Given request:
Every line that contains the word "with" should be copied.
○ ○ ○ ○ ○
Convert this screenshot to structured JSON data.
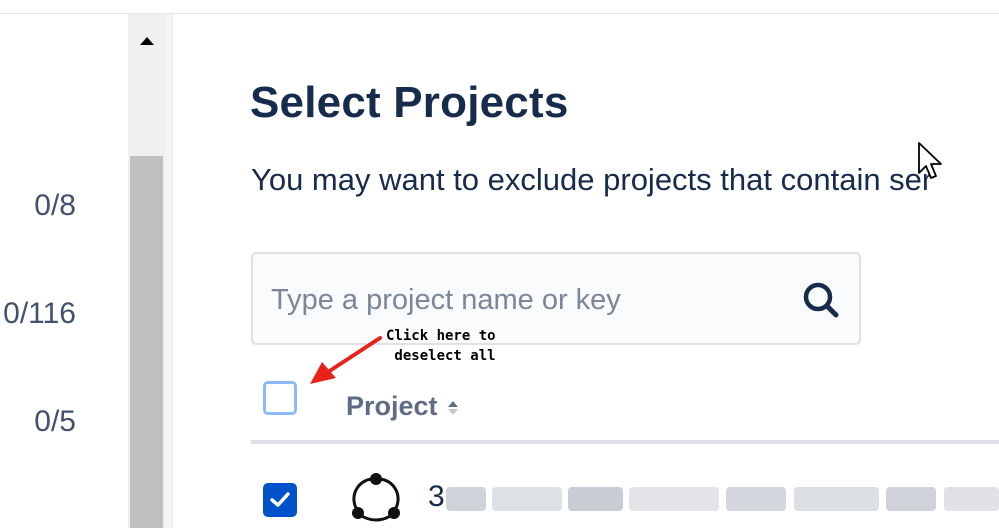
{
  "sidebar": {
    "counts": [
      "0/8",
      "0/116",
      "0/5"
    ]
  },
  "main": {
    "title": "Select Projects",
    "description": "You may want to exclude projects that contain ser",
    "search": {
      "placeholder": "Type a project name or key",
      "value": ""
    },
    "annotation": "Click here to\n deselect all",
    "table": {
      "header": {
        "select_all_checked": false,
        "project_label": "Project"
      },
      "rows": [
        {
          "checked": true,
          "name": "3",
          "name_blurred": true
        }
      ]
    }
  },
  "colors": {
    "title": "#172b4d",
    "muted": "#5e6c84",
    "checkbox_checked": "#0052cc",
    "checkbox_border": "#8fb8f6",
    "annotation_arrow": "#e8231c"
  },
  "icons": [
    "scroll-up-arrow-icon",
    "search-icon",
    "sort-icon",
    "checkmark-icon",
    "project-avatar-icon",
    "mouse-pointer-icon",
    "red-arrow-icon"
  ]
}
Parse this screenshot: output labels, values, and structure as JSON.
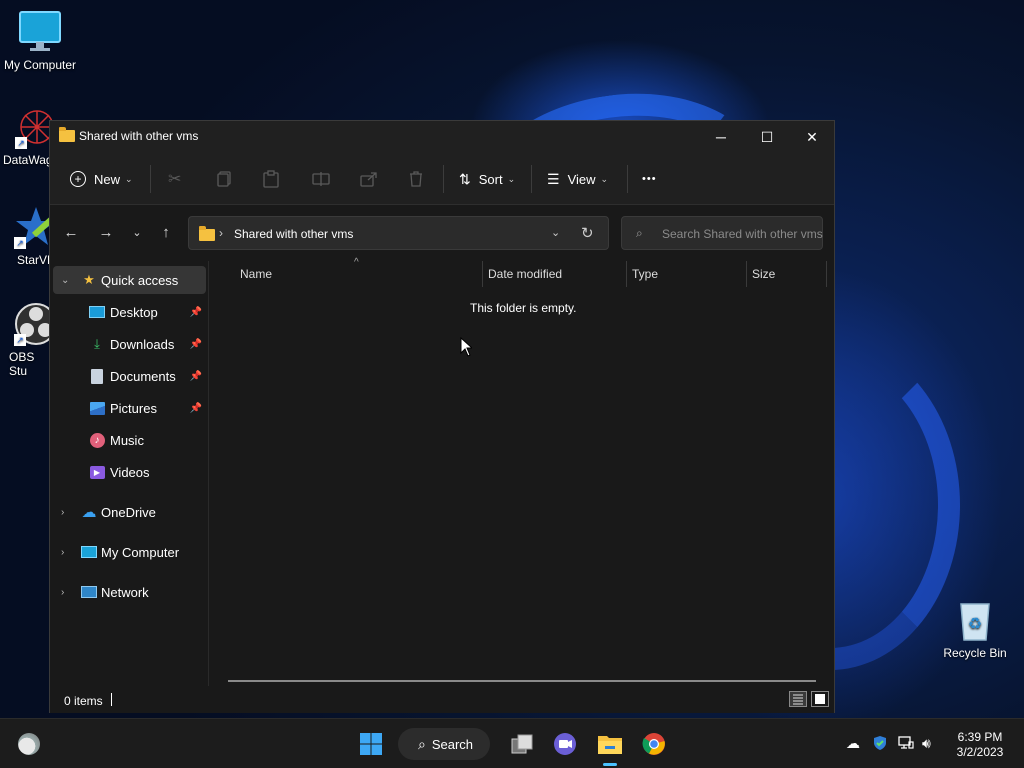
{
  "desktop": {
    "icons": [
      {
        "label": "My Computer"
      },
      {
        "label": "DataWag"
      },
      {
        "label": "StarVP"
      },
      {
        "label": "OBS Stu"
      },
      {
        "label": "Recycle Bin"
      }
    ]
  },
  "window": {
    "title": "Shared with other vms",
    "controls": {
      "minimize": "─",
      "maximize": "☐",
      "close": "✕"
    }
  },
  "toolbar": {
    "new_label": "New",
    "sort_label": "Sort",
    "view_label": "View",
    "more_label": "•••"
  },
  "address": {
    "path": "Shared with other vms",
    "search_placeholder": "Search Shared with other vms"
  },
  "nav": {
    "quick_access": "Quick access",
    "items": [
      {
        "label": "Desktop",
        "pinned": true
      },
      {
        "label": "Downloads",
        "pinned": true
      },
      {
        "label": "Documents",
        "pinned": true
      },
      {
        "label": "Pictures",
        "pinned": true
      },
      {
        "label": "Music",
        "pinned": false
      },
      {
        "label": "Videos",
        "pinned": false
      }
    ],
    "onedrive": "OneDrive",
    "my_computer": "My Computer",
    "network": "Network"
  },
  "columns": {
    "name": "Name",
    "date_modified": "Date modified",
    "type": "Type",
    "size": "Size"
  },
  "content": {
    "empty_message": "This folder is empty."
  },
  "status": {
    "item_count": "0 items"
  },
  "taskbar": {
    "search_label": "Search",
    "time": "6:39 PM",
    "date": "3/2/2023"
  },
  "colors": {
    "accent": "#4cc2ff",
    "folder": "#f5c140",
    "window_bg": "#191919",
    "taskbar_bg": "#1c1c1c"
  }
}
○ ○ ○ ○ ○
Solved exercise:
    "title": "Shared with other vms",
    "path": "Shared with other vms",
    "search_placeholder": "Search Shared with other vms"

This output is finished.